Start of DOCUMENT SECTION
[Platform][Refactor] Extract func get_default_attn_backend to Platform (#10358)

Signed-off-by: Mengqing Cao <cmq0113@163.com>
2024-11-19 11:22:26 +08:00
parent 7eb719df13
commit 8c1fb50705
14 changed files with 99 additions and 69 deletions
--- a/vllm/platforms/init.py
+++ b/vllm/platforms/init.py
@@ -1,3 +1,4 @@
+from .interface import _Backend  # noqa: F401
 from .interface import Platform, PlatformEnum, UnspecifiedPlatform

 current_platform: Platform
--- a/vllm/platforms/cpu.py
+++ b/vllm/platforms/cpu.py
@@ -5,7 +5,9 @@ import torch

 from vllm.logger import init_logger

-from .interface import Platform, PlatformEnum
+from .interface import Platform, PlatformEnum, _Backend
+
+logger = init_logger(__name__)
End of DOCUMENT SECTION
→ EXERCISE REQUIREMENTS:
a – Reproduce verbatim the portion of the records that begins with the line containing "Give bounding boxes" and ends with the line containing "svg-text:ACM: ACM <box>107 886 118 891</box>", and omit the pictures.
b – Carry on the commit diff for the attention-backend refactor from the point where it stops.
Start of DATA SHOWN
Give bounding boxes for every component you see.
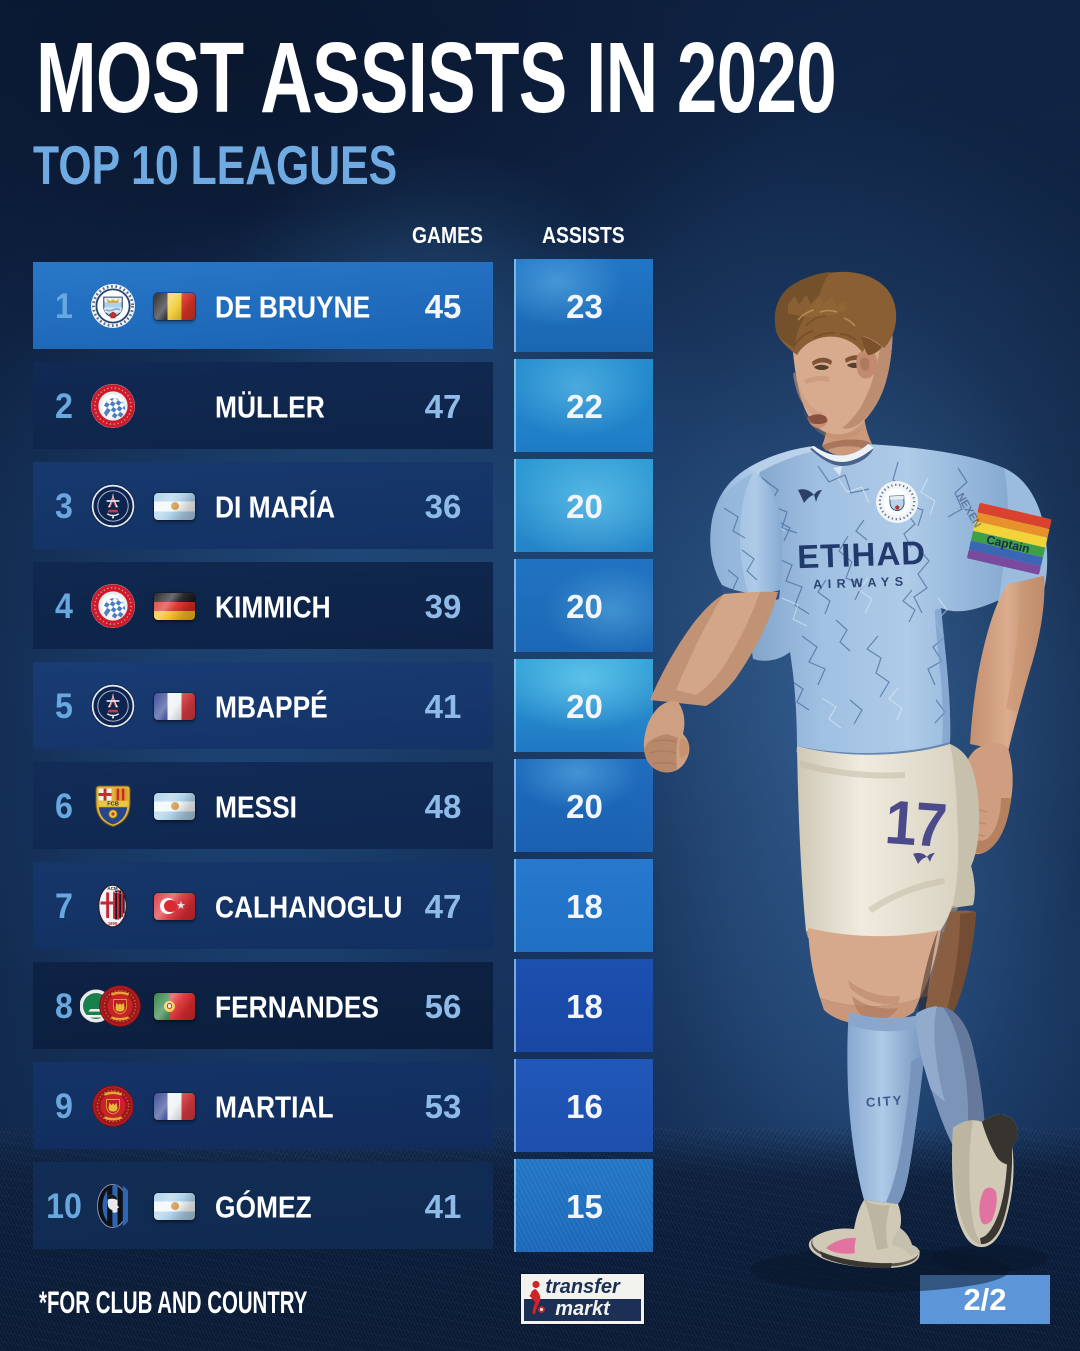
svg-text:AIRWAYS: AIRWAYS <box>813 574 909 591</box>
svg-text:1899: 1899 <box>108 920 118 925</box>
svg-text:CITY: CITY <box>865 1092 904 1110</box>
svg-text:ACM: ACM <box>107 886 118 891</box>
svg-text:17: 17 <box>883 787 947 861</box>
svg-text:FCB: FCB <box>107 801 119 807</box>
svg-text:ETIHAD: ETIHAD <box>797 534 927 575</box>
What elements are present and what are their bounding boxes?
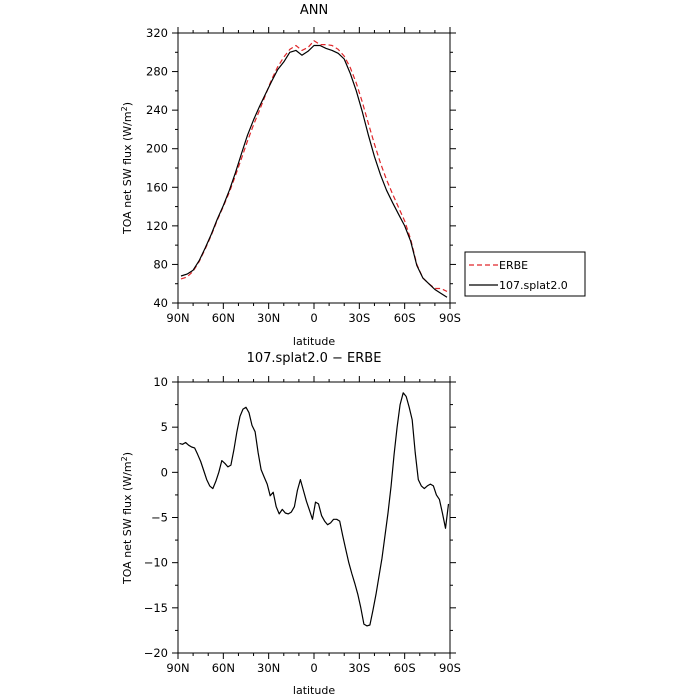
End of DATA SHOWN
Start of DATA SHOWN
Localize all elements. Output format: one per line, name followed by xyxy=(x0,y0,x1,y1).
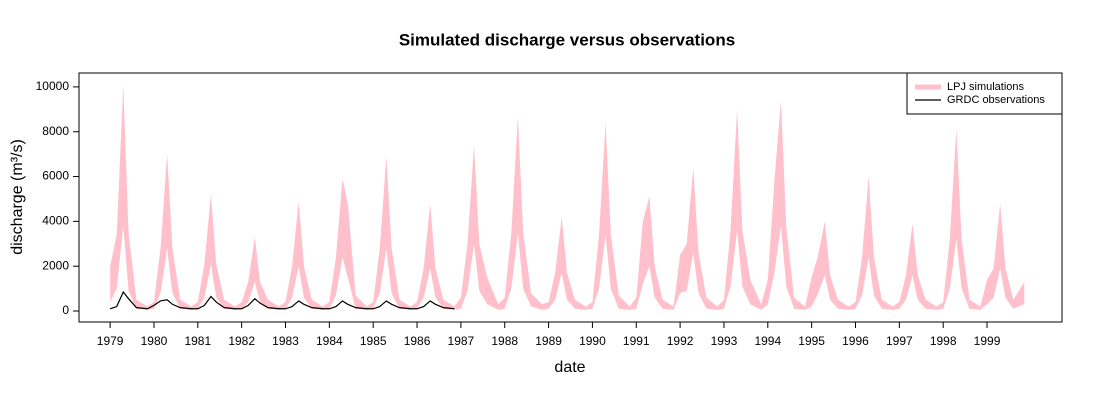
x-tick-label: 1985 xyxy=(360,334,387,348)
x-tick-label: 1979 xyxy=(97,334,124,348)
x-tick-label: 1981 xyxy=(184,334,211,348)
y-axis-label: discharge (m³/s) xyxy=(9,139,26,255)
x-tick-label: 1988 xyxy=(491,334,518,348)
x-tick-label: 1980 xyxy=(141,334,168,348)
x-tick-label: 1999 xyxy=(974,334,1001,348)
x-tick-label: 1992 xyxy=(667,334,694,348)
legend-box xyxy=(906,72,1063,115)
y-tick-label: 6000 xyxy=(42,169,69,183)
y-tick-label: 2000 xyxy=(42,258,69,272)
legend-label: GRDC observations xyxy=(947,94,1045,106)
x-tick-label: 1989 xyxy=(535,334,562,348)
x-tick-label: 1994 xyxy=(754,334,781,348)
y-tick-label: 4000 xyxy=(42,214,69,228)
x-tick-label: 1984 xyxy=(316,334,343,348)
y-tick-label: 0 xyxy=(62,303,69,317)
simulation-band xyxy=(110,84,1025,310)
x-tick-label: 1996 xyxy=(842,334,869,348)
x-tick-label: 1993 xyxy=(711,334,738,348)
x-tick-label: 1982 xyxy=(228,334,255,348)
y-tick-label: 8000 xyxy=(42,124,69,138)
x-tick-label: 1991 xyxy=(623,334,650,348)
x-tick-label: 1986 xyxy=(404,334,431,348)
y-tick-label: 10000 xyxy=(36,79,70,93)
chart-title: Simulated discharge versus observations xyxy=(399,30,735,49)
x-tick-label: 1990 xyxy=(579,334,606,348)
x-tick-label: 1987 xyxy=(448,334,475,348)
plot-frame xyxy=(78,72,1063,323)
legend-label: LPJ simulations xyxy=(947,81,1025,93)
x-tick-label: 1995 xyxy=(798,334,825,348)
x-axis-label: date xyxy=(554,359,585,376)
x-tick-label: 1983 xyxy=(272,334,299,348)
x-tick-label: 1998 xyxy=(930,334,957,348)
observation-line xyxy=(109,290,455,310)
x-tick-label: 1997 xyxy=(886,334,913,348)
End of DATA SHOWN
→ RESPONSE LIST:
a –
Give bounding boxes for every component you see.
svg-text:AIRWAYS: AIRWAYS <box>813 574 909 591</box>
svg-text:1899: 1899 <box>108 920 118 925</box>
svg-text:CITY: CITY <box>865 1092 904 1110</box>
svg-text:ACM: ACM <box>107 886 118 891</box>

b –
 if TYPE_CHECKING:
    from vllm.config import VllmConfig
@@ -22,6 +24,12 @@ class CpuPlatform(Platform):
    def get_device_name(cls, device_id: int = 0) -> str:
        return "cpu"

+    @classmethod
+    def get_default_attn_backend(cls, selected_backend: _Backend) -> _Backend:
+        if selected_backend != _Backend.TORCH_SDPA:
+            logger.info("Cannot use %s backend on CPU.", selected_backend)
+        return _Backend.TORCH_SDPA
+
    @classmethod
    def get_device_total_memory(cls, device_id: int = 0) -> int:
        return psutil.virtual_memory().total
--- a/vllm/platforms/hpu.py
+++ b/vllm/platforms/hpu.py
@@ -1,11 +1,15 @@
 import torch

-from .interface import Platform, PlatformEnum
+from .interface import Platform, PlatformEnum, _Backend


 class HpuPlatform(Platform):
    _enum = PlatformEnum.HPU

+    @classmethod
+    def get_default_attn_backend(cls, selected_backend: _Backend) -> _Backend:
+        return _Backend.HPU_ATTN
+
    @staticmethod
    def inference_mode():
        return torch.no_grad()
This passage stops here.